[Extracted data entries]
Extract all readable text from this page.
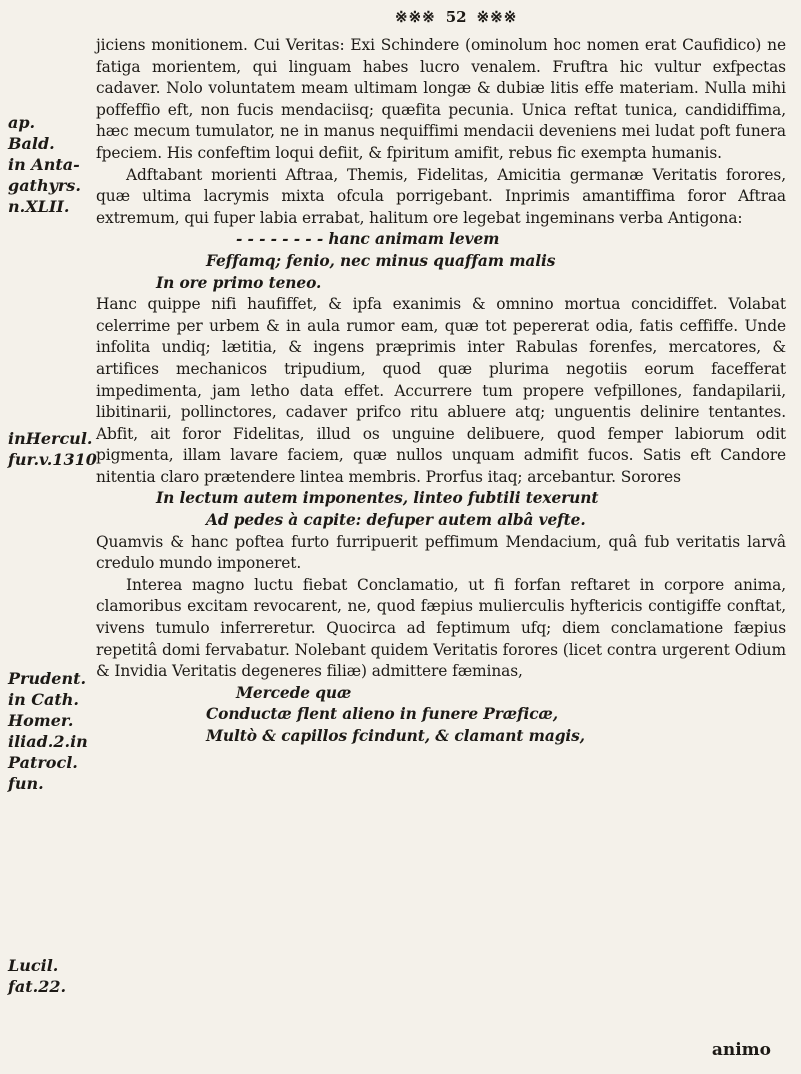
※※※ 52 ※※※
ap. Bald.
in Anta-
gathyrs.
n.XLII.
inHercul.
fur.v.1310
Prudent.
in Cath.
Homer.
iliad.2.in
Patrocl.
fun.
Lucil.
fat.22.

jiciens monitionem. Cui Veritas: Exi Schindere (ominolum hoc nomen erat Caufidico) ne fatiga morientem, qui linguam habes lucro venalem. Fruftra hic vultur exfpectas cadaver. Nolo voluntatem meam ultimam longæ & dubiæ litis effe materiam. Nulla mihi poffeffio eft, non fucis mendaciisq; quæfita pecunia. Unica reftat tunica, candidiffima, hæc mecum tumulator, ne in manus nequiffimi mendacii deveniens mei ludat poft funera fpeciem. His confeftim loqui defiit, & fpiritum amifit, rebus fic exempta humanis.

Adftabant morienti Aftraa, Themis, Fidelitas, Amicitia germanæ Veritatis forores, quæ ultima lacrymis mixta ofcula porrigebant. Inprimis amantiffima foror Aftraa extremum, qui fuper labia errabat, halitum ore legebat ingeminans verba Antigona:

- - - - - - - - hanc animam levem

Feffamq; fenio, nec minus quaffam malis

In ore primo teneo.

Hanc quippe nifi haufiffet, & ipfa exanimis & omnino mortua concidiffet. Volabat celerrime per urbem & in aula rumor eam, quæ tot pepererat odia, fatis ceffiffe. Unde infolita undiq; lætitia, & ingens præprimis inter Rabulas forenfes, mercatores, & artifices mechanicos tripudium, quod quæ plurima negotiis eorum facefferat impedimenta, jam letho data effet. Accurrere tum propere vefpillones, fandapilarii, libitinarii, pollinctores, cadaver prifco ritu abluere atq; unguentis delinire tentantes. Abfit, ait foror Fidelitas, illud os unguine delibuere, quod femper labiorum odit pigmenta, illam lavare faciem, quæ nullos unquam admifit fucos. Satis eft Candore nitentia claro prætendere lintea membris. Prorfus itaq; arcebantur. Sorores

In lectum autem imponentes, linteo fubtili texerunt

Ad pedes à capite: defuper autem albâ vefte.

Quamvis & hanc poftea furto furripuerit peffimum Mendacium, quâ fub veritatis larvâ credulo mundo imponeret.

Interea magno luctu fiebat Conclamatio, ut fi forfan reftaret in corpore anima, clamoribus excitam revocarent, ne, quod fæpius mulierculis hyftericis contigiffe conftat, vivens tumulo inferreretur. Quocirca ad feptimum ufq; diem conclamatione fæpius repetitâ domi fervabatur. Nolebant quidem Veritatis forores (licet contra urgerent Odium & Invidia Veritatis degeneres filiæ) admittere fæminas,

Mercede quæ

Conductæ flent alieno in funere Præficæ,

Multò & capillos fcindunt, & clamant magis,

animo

--

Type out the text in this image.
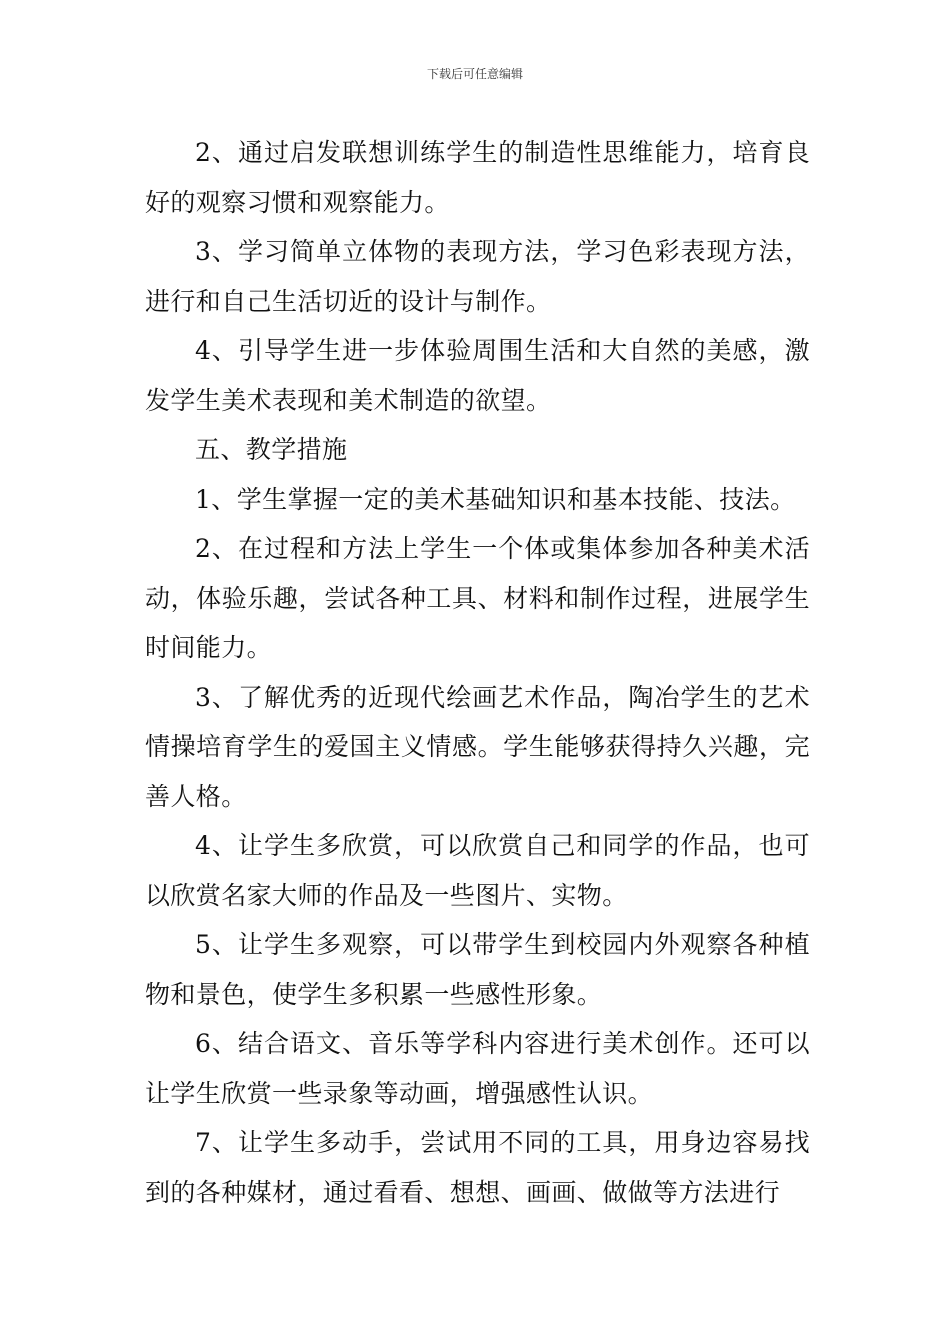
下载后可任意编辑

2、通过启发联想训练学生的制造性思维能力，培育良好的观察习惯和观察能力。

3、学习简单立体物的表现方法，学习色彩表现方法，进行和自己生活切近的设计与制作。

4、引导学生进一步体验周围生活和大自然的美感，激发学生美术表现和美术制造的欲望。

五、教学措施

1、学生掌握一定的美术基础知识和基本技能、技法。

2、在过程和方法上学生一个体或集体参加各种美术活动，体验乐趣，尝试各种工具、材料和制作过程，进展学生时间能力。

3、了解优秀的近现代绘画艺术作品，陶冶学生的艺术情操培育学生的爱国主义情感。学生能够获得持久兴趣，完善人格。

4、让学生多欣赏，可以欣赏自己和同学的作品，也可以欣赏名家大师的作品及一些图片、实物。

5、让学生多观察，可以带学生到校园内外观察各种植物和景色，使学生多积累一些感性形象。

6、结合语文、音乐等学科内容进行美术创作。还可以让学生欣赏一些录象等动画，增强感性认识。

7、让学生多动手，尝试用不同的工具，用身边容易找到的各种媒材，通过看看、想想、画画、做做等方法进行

**Stated goal**: Give the count of lines containing "this", with no added text.

**Task result**: 2